— begin Material provided —
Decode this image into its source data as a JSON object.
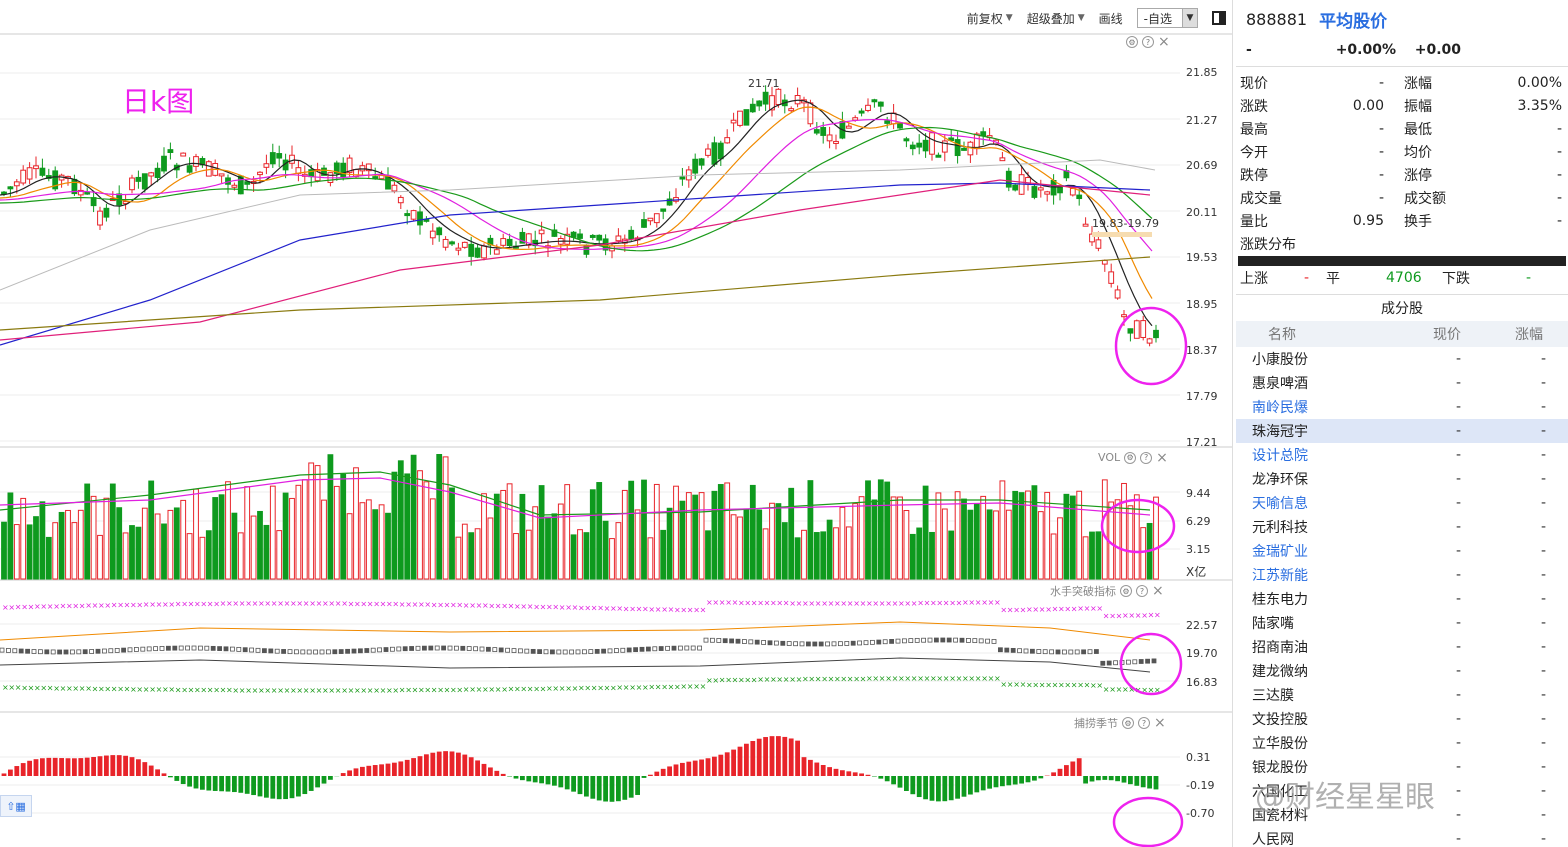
{
  "toolbar": {
    "fuquan_label": "前复权",
    "overlay_label": "超级叠加",
    "draw_label": "画线",
    "select_value": "-自选"
  },
  "kline": {
    "annotation": "日k图",
    "high_label": "21.71",
    "range_label": "19.83-19.79",
    "axis": [
      "21.85",
      "21.27",
      "20.69",
      "20.11",
      "19.53",
      "18.95",
      "18.37",
      "17.79",
      "17.21"
    ]
  },
  "vol": {
    "title": "VOL",
    "axis": [
      "9.44",
      "6.29",
      "3.15"
    ],
    "unit": "X亿"
  },
  "shuishou": {
    "title": "水手突破指标",
    "axis": [
      "22.57",
      "19.70",
      "16.83"
    ]
  },
  "bulao": {
    "title": "捕捞季节",
    "axis": [
      "0.31",
      "-0.19",
      "-0.70"
    ]
  },
  "colors": {
    "up": "#e8242a",
    "down": "#0e9a1e",
    "accent": "#2a6ee0",
    "annot": "#ee22ee"
  },
  "quote": {
    "code": "888881",
    "name": "平均股价",
    "price": "-",
    "change_pct": "+0.00%",
    "change": "+0.00",
    "rows": [
      {
        "l1": "现价",
        "v1": "-",
        "l2": "涨幅",
        "v2": "0.00%"
      },
      {
        "l1": "涨跌",
        "v1": "0.00",
        "l2": "振幅",
        "v2": "3.35%"
      },
      {
        "l1": "最高",
        "v1": "-",
        "l2": "最低",
        "v2": "-"
      },
      {
        "l1": "今开",
        "v1": "-",
        "l2": "均价",
        "v2": "-"
      },
      {
        "l1": "跌停",
        "v1": "-",
        "l2": "涨停",
        "v2": "-"
      },
      {
        "l1": "成交量",
        "v1": "-",
        "l2": "成交额",
        "v2": "-"
      },
      {
        "l1": "量比",
        "v1": "0.95",
        "l2": "换手",
        "v2": "-"
      }
    ],
    "dist_title": "涨跌分布",
    "up_label": "上涨",
    "up_value": "-",
    "flat_label": "平",
    "flat_value": "4706",
    "down_label": "下跌",
    "down_value": "-"
  },
  "components": {
    "title": "成分股",
    "headers": [
      "名称",
      "现价",
      "涨幅"
    ],
    "rows": [
      {
        "name": "小康股份",
        "price": "-",
        "chg": "-",
        "blue": false
      },
      {
        "name": "惠泉啤酒",
        "price": "-",
        "chg": "-",
        "blue": false
      },
      {
        "name": "南岭民爆",
        "price": "-",
        "chg": "-",
        "blue": true
      },
      {
        "name": "珠海冠宇",
        "price": "-",
        "chg": "-",
        "blue": false
      },
      {
        "name": "设计总院",
        "price": "-",
        "chg": "-",
        "blue": true
      },
      {
        "name": "龙净环保",
        "price": "-",
        "chg": "-",
        "blue": false
      },
      {
        "name": "天喻信息",
        "price": "-",
        "chg": "-",
        "blue": true
      },
      {
        "name": "元利科技",
        "price": "-",
        "chg": "-",
        "blue": false
      },
      {
        "name": "金瑞矿业",
        "price": "-",
        "chg": "-",
        "blue": true
      },
      {
        "name": "江苏新能",
        "price": "-",
        "chg": "-",
        "blue": true
      },
      {
        "name": "桂东电力",
        "price": "-",
        "chg": "-",
        "blue": false
      },
      {
        "name": "陆家嘴",
        "price": "-",
        "chg": "-",
        "blue": false
      },
      {
        "name": "招商南油",
        "price": "-",
        "chg": "-",
        "blue": false
      },
      {
        "name": "建龙微纳",
        "price": "-",
        "chg": "-",
        "blue": false
      },
      {
        "name": "三达膜",
        "price": "-",
        "chg": "-",
        "blue": false
      },
      {
        "name": "文投控股",
        "price": "-",
        "chg": "-",
        "blue": false
      },
      {
        "name": "立华股份",
        "price": "-",
        "chg": "-",
        "blue": false
      },
      {
        "name": "银龙股份",
        "price": "-",
        "chg": "-",
        "blue": false
      },
      {
        "name": "六国化工",
        "price": "-",
        "chg": "-",
        "blue": false
      },
      {
        "name": "国瓷材料",
        "price": "-",
        "chg": "-",
        "blue": false
      },
      {
        "name": "人民网",
        "price": "-",
        "chg": "-",
        "blue": false
      }
    ]
  },
  "watermark": "@财经星星眼"
}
— end Material provided —
Directions for this task -
Write out the whole listing again, exactly, with no pictures.

Solution -
Decode this image into its source data as a JSON object.
{
  "toolbar": {
    "fuquan_label": "前复权",
    "overlay_label": "超级叠加",
    "draw_label": "画线",
    "select_value": "-自选"
  },
  "kline": {
    "annotation": "日k图",
    "high_label": "21.71",
    "range_label": "19.83-19.79",
    "axis": [
      "21.85",
      "21.27",
      "20.69",
      "20.11",
      "19.53",
      "18.95",
      "18.37",
      "17.79",
      "17.21"
    ]
  },
  "vol": {
    "title": "VOL",
    "axis": [
      "9.44",
      "6.29",
      "3.15"
    ],
    "unit": "X亿"
  },
  "shuishou": {
    "title": "水手突破指标",
    "axis": [
      "22.57",
      "19.70",
      "16.83"
    ]
  },
  "bulao": {
    "title": "捕捞季节",
    "axis": [
      "0.31",
      "-0.19",
      "-0.70"
    ]
  },
  "colors": {
    "up": "#e8242a",
    "down": "#0e9a1e",
    "accent": "#2a6ee0",
    "annot": "#ee22ee"
  },
  "quote": {
    "code": "888881",
    "name": "平均股价",
    "price": "-",
    "change_pct": "+0.00%",
    "change": "+0.00",
    "rows": [
      {
        "l1": "现价",
        "v1": "-",
        "l2": "涨幅",
        "v2": "0.00%"
      },
      {
        "l1": "涨跌",
        "v1": "0.00",
        "l2": "振幅",
        "v2": "3.35%"
      },
      {
        "l1": "最高",
        "v1": "-",
        "l2": "最低",
        "v2": "-"
      },
      {
        "l1": "今开",
        "v1": "-",
        "l2": "均价",
        "v2": "-"
      },
      {
        "l1": "跌停",
        "v1": "-",
        "l2": "涨停",
        "v2": "-"
      },
      {
        "l1": "成交量",
        "v1": "-",
        "l2": "成交额",
        "v2": "-"
      },
      {
        "l1": "量比",
        "v1": "0.95",
        "l2": "换手",
        "v2": "-"
      }
    ],
    "dist_title": "涨跌分布",
    "up_label": "上涨",
    "up_value": "-",
    "flat_label": "平",
    "flat_value": "4706",
    "down_label": "下跌",
    "down_value": "-"
  },
  "components": {
    "title": "成分股",
    "headers": [
      "名称",
      "现价",
      "涨幅"
    ],
    "rows": [
      {
        "name": "小康股份",
        "price": "-",
        "chg": "-",
        "blue": false
      },
      {
        "name": "惠泉啤酒",
        "price": "-",
        "chg": "-",
        "blue": false
      },
      {
        "name": "南岭民爆",
        "price": "-",
        "chg": "-",
        "blue": true
      },
      {
        "name": "珠海冠宇",
        "price": "-",
        "chg": "-",
        "blue": false
      },
      {
        "name": "设计总院",
        "price": "-",
        "chg": "-",
        "blue": true
      },
      {
        "name": "龙净环保",
        "price": "-",
        "chg": "-",
        "blue": false
      },
      {
        "name": "天喻信息",
        "price": "-",
        "chg": "-",
        "blue": true
      },
      {
        "name": "元利科技",
        "price": "-",
        "chg": "-",
        "blue": false
      },
      {
        "name": "金瑞矿业",
        "price": "-",
        "chg": "-",
        "blue": true
      },
      {
        "name": "江苏新能",
        "price": "-",
        "chg": "-",
        "blue": true
      },
      {
        "name": "桂东电力",
        "price": "-",
        "chg": "-",
        "blue": false
      },
      {
        "name": "陆家嘴",
        "price": "-",
        "chg": "-",
        "blue": false
      },
      {
        "name": "招商南油",
        "price": "-",
        "chg": "-",
        "blue": false
      },
      {
        "name": "建龙微纳",
        "price": "-",
        "chg": "-",
        "blue": false
      },
      {
        "name": "三达膜",
        "price": "-",
        "chg": "-",
        "blue": false
      },
      {
        "name": "文投控股",
        "price": "-",
        "chg": "-",
        "blue": false
      },
      {
        "name": "立华股份",
        "price": "-",
        "chg": "-",
        "blue": false
      },
      {
        "name": "银龙股份",
        "price": "-",
        "chg": "-",
        "blue": false
      },
      {
        "name": "六国化工",
        "price": "-",
        "chg": "-",
        "blue": false
      },
      {
        "name": "国瓷材料",
        "price": "-",
        "chg": "-",
        "blue": false
      },
      {
        "name": "人民网",
        "price": "-",
        "chg": "-",
        "blue": false
      }
    ]
  },
  "watermark": "@财经星星眼"
}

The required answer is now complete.